## Begin Material provided
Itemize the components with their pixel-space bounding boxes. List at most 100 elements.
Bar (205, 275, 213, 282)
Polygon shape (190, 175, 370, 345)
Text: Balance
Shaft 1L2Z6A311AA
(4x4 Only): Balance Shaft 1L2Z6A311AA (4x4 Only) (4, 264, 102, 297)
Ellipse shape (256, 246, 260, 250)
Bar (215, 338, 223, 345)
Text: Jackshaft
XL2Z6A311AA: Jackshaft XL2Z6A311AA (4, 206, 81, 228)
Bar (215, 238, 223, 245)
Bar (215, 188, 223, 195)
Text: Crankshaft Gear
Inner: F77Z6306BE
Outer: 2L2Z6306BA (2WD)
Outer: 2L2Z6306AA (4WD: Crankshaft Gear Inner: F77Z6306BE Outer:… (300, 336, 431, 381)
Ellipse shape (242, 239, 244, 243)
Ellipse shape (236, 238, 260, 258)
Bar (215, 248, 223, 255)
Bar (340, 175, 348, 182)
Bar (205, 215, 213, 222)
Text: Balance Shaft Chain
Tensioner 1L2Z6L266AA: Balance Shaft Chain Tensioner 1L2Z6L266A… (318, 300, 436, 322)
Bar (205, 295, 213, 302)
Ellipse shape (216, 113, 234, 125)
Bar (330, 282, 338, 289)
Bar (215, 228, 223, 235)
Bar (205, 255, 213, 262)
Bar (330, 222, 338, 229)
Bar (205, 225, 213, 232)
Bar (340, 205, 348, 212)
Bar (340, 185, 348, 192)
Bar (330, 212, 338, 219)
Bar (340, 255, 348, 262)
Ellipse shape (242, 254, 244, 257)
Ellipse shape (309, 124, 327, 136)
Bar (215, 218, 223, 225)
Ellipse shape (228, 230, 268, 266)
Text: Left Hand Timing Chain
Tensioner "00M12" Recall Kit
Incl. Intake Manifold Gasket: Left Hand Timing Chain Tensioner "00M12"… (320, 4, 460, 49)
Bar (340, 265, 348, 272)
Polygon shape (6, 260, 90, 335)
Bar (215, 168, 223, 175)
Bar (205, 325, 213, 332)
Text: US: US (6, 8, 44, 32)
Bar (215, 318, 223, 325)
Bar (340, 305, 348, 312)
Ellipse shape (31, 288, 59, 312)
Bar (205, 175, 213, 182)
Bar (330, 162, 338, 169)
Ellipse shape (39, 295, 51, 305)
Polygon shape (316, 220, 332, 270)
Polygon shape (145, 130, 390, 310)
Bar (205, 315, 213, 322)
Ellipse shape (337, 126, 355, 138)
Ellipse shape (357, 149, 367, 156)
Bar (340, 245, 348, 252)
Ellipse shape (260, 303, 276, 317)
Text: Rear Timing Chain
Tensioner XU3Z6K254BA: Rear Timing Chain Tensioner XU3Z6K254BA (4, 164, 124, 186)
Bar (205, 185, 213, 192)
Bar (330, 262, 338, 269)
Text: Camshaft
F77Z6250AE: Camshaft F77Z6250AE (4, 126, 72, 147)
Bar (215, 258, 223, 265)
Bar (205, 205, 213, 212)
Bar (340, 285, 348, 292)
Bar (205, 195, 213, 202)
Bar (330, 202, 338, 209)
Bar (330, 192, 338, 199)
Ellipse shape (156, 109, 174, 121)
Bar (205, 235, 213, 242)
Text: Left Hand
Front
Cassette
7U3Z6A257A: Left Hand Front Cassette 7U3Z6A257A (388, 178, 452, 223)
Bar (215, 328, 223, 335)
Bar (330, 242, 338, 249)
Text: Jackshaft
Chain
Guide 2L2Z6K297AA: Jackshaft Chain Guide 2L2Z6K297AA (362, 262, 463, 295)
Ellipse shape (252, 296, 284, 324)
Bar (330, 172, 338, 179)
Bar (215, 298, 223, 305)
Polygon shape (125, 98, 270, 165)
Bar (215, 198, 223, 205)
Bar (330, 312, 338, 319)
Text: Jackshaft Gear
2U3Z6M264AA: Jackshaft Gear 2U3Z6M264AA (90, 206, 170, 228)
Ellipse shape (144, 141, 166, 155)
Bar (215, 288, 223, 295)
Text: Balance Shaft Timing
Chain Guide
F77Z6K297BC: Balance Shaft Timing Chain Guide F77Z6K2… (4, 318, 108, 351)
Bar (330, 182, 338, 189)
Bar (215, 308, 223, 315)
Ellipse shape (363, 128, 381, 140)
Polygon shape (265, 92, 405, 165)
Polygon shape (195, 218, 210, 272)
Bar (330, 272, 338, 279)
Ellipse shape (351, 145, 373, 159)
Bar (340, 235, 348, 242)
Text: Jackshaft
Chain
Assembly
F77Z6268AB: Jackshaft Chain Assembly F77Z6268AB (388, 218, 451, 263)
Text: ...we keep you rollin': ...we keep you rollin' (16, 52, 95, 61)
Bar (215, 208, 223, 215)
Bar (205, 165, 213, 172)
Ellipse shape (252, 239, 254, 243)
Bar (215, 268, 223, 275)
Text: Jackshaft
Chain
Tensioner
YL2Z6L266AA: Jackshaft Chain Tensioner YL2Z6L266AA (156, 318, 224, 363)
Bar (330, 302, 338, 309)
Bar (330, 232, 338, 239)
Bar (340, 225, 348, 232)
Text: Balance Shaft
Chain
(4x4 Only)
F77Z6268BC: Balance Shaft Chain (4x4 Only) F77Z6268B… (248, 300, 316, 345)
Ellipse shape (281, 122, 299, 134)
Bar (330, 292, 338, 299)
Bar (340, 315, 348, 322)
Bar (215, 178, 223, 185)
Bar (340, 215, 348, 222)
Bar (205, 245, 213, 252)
## End Material provided
» **Problem description**: Copy every line of the records above without changing anything.

» **Exercise output**:
Itemize the components with their pixel-space bounding boxes. List at most 100 elements.
Bar (205, 275, 213, 282)
Polygon shape (190, 175, 370, 345)
Text: Balance
Shaft 1L2Z6A311AA
(4x4 Only): Balance Shaft 1L2Z6A311AA (4x4 Only) (4, 264, 102, 297)
Ellipse shape (256, 246, 260, 250)
Bar (215, 338, 223, 345)
Text: Jackshaft
XL2Z6A311AA: Jackshaft XL2Z6A311AA (4, 206, 81, 228)
Bar (215, 238, 223, 245)
Bar (215, 188, 223, 195)
Text: Crankshaft Gear
Inner: F77Z6306BE
Outer: 2L2Z6306BA (2WD)
Outer: 2L2Z6306AA (4WD: Crankshaft Gear Inner: F77Z6306BE Outer:… (300, 336, 431, 381)
Ellipse shape (242, 239, 244, 243)
Ellipse shape (236, 238, 260, 258)
Bar (215, 248, 223, 255)
Bar (340, 175, 348, 182)
Bar (205, 215, 213, 222)
Text: Balance Shaft Chain
Tensioner 1L2Z6L266AA: Balance Shaft Chain Tensioner 1L2Z6L266A… (318, 300, 436, 322)
Bar (205, 295, 213, 302)
Ellipse shape (216, 113, 234, 125)
Bar (330, 282, 338, 289)
Bar (215, 228, 223, 235)
Bar (205, 255, 213, 262)
Bar (330, 222, 338, 229)
Bar (205, 225, 213, 232)
Bar (340, 205, 348, 212)
Bar (340, 185, 348, 192)
Bar (330, 212, 338, 219)
Bar (340, 255, 348, 262)
Ellipse shape (242, 254, 244, 257)
Ellipse shape (309, 124, 327, 136)
Bar (215, 218, 223, 225)
Ellipse shape (228, 230, 268, 266)
Text: Left Hand Timing Chain
Tensioner "00M12" Recall Kit
Incl. Intake Manifold Gasket: Left Hand Timing Chain Tensioner "00M12"… (320, 4, 460, 49)
Bar (340, 265, 348, 272)
Polygon shape (6, 260, 90, 335)
Bar (215, 168, 223, 175)
Bar (205, 325, 213, 332)
Text: US: US (6, 8, 44, 32)
Bar (215, 318, 223, 325)
Bar (340, 305, 348, 312)
Ellipse shape (31, 288, 59, 312)
Bar (205, 175, 213, 182)
Bar (330, 162, 338, 169)
Ellipse shape (39, 295, 51, 305)
Polygon shape (316, 220, 332, 270)
Polygon shape (145, 130, 390, 310)
Bar (205, 315, 213, 322)
Ellipse shape (337, 126, 355, 138)
Ellipse shape (357, 149, 367, 156)
Bar (340, 245, 348, 252)
Ellipse shape (260, 303, 276, 317)
Text: Rear Timing Chain
Tensioner XU3Z6K254BA: Rear Timing Chain Tensioner XU3Z6K254BA (4, 164, 124, 186)
Bar (205, 185, 213, 192)
Bar (330, 262, 338, 269)
Text: Camshaft
F77Z6250AE: Camshaft F77Z6250AE (4, 126, 72, 147)
Bar (215, 258, 223, 265)
Bar (205, 205, 213, 212)
Bar (340, 285, 348, 292)
Bar (205, 195, 213, 202)
Bar (330, 202, 338, 209)
Bar (330, 192, 338, 199)
Ellipse shape (156, 109, 174, 121)
Bar (205, 235, 213, 242)
Text: Left Hand
Front
Cassette
7U3Z6A257A: Left Hand Front Cassette 7U3Z6A257A (388, 178, 452, 223)
Bar (215, 328, 223, 335)
Bar (330, 242, 338, 249)
Text: Jackshaft
Chain
Guide 2L2Z6K297AA: Jackshaft Chain Guide 2L2Z6K297AA (362, 262, 463, 295)
Ellipse shape (252, 296, 284, 324)
Bar (330, 172, 338, 179)
Bar (215, 298, 223, 305)
Polygon shape (125, 98, 270, 165)
Bar (215, 198, 223, 205)
Bar (330, 312, 338, 319)
Text: Jackshaft Gear
2U3Z6M264AA: Jackshaft Gear 2U3Z6M264AA (90, 206, 170, 228)
Ellipse shape (144, 141, 166, 155)
Bar (215, 288, 223, 295)
Text: Balance Shaft Timing
Chain Guide
F77Z6K297BC: Balance Shaft Timing Chain Guide F77Z6K2… (4, 318, 108, 351)
Bar (330, 182, 338, 189)
Bar (215, 308, 223, 315)
Ellipse shape (363, 128, 381, 140)
Polygon shape (265, 92, 405, 165)
Polygon shape (195, 218, 210, 272)
Bar (330, 272, 338, 279)
Ellipse shape (351, 145, 373, 159)
Bar (340, 235, 348, 242)
Text: Jackshaft
Chain
Assembly
F77Z6268AB: Jackshaft Chain Assembly F77Z6268AB (388, 218, 451, 263)
Text: ...we keep you rollin': ...we keep you rollin' (16, 52, 95, 61)
Bar (215, 208, 223, 215)
Bar (205, 165, 213, 172)
Ellipse shape (252, 239, 254, 243)
Bar (215, 268, 223, 275)
Text: Jackshaft
Chain
Tensioner
YL2Z6L266AA: Jackshaft Chain Tensioner YL2Z6L266AA (156, 318, 224, 363)
Bar (330, 302, 338, 309)
Bar (330, 232, 338, 239)
Bar (340, 225, 348, 232)
Text: Balance Shaft
Chain
(4x4 Only)
F77Z6268BC: Balance Shaft Chain (4x4 Only) F77Z6268B… (248, 300, 316, 345)
Ellipse shape (281, 122, 299, 134)
Bar (330, 292, 338, 299)
Bar (340, 315, 348, 322)
Bar (215, 178, 223, 185)
Bar (340, 215, 348, 222)
Bar (205, 245, 213, 252)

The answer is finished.